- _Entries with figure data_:
***

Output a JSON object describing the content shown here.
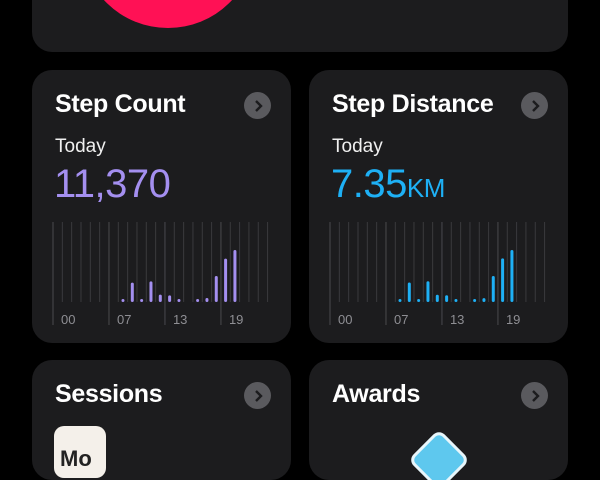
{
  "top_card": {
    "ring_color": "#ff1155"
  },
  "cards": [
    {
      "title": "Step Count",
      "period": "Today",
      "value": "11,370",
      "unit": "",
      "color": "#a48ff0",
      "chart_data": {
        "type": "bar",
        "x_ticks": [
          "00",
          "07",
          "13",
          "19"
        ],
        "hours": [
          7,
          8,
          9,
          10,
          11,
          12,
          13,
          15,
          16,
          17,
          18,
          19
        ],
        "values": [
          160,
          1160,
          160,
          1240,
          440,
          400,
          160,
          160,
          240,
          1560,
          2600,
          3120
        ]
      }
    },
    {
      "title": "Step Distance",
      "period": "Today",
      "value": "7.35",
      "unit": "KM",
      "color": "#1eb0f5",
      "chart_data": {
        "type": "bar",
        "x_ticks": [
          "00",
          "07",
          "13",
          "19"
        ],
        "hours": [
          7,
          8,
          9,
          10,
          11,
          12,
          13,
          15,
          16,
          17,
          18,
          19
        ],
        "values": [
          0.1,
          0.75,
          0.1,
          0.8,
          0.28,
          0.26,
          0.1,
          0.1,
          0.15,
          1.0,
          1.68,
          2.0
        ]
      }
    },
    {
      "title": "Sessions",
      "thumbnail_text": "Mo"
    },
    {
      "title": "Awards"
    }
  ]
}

***

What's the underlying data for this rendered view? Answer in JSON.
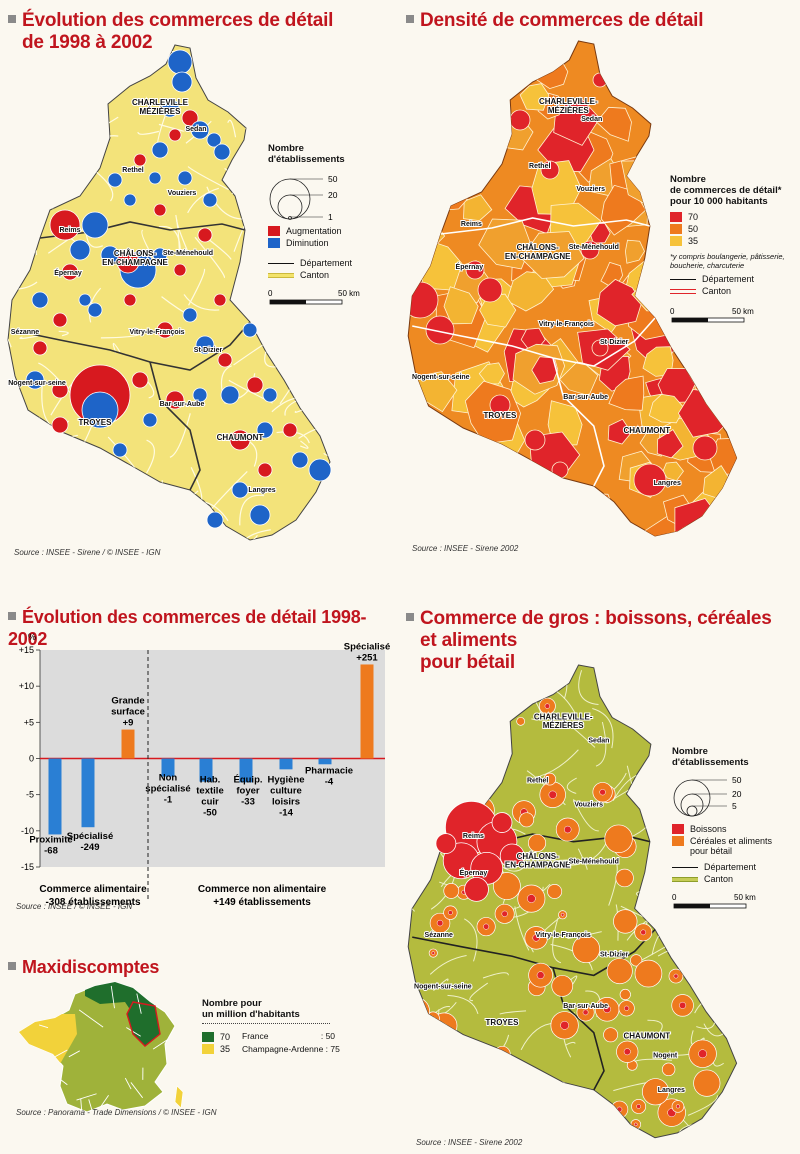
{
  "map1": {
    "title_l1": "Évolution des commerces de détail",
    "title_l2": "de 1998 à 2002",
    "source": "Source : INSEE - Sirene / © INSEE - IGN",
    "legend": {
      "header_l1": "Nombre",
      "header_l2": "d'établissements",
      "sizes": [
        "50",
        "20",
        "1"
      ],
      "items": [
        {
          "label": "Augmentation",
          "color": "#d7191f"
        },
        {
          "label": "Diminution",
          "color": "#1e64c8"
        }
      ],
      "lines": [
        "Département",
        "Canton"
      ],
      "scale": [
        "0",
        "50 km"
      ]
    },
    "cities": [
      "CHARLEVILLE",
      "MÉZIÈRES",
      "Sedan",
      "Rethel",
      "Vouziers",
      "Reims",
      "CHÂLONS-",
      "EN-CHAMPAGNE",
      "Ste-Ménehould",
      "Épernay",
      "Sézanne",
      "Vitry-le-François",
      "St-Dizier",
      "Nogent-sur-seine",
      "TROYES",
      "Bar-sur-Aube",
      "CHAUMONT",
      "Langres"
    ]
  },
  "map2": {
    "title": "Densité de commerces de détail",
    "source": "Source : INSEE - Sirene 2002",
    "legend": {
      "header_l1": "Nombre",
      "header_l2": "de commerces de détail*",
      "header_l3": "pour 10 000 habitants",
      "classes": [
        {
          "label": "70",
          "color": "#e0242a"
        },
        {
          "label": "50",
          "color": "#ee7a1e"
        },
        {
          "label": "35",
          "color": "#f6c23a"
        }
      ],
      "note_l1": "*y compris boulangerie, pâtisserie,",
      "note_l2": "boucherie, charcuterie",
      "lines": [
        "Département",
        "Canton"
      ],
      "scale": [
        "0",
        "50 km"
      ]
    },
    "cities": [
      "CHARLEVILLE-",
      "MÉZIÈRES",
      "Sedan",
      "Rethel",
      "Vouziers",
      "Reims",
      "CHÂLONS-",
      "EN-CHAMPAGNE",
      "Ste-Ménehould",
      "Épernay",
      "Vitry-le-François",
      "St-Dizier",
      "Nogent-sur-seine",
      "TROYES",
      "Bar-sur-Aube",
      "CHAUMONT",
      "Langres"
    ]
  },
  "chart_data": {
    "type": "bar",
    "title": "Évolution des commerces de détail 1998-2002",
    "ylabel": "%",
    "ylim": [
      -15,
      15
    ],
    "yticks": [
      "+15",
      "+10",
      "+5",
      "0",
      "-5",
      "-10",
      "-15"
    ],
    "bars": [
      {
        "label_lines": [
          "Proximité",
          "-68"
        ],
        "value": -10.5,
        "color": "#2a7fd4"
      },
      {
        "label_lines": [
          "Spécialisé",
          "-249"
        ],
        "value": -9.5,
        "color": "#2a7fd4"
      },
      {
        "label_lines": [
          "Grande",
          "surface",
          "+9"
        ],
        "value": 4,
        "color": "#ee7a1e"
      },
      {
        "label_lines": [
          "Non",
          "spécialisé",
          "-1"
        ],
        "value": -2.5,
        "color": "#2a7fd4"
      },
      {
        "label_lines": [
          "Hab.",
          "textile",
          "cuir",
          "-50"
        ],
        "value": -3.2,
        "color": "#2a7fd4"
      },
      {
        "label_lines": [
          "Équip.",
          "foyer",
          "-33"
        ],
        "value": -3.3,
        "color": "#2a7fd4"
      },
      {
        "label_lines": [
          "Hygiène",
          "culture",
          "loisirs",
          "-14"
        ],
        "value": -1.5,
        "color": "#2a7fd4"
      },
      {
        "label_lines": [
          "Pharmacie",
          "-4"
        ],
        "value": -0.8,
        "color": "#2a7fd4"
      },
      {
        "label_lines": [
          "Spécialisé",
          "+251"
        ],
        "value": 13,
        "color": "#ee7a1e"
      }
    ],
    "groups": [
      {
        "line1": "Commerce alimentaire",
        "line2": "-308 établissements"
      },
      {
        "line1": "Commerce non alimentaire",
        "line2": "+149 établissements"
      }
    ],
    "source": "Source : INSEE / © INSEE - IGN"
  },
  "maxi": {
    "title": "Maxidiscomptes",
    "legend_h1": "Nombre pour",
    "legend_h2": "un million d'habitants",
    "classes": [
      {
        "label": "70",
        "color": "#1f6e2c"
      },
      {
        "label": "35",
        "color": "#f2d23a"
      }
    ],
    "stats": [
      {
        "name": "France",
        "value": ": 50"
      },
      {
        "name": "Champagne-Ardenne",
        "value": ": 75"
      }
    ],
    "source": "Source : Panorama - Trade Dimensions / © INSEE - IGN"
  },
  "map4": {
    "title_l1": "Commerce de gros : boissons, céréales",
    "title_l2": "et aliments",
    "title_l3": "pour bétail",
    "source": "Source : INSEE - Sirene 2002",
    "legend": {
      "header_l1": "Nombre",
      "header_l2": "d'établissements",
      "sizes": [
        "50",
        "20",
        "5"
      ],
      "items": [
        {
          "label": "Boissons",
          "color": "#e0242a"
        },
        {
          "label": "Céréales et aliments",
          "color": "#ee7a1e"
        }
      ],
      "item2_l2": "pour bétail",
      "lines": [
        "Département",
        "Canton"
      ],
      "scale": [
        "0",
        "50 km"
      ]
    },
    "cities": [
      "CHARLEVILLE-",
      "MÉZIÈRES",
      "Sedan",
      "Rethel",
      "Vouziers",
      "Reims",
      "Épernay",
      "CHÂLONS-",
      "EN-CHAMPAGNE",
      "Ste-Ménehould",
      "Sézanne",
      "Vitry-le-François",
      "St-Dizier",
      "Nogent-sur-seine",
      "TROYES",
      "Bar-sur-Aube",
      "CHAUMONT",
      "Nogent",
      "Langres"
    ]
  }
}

***

- _YOUR TASK_: Pick out every line above that holds the word "bétail" and copy it.

- _FINISHED TASK_:
    "title_l3": "pour bétail",
      "item2_l2": "pour bétail",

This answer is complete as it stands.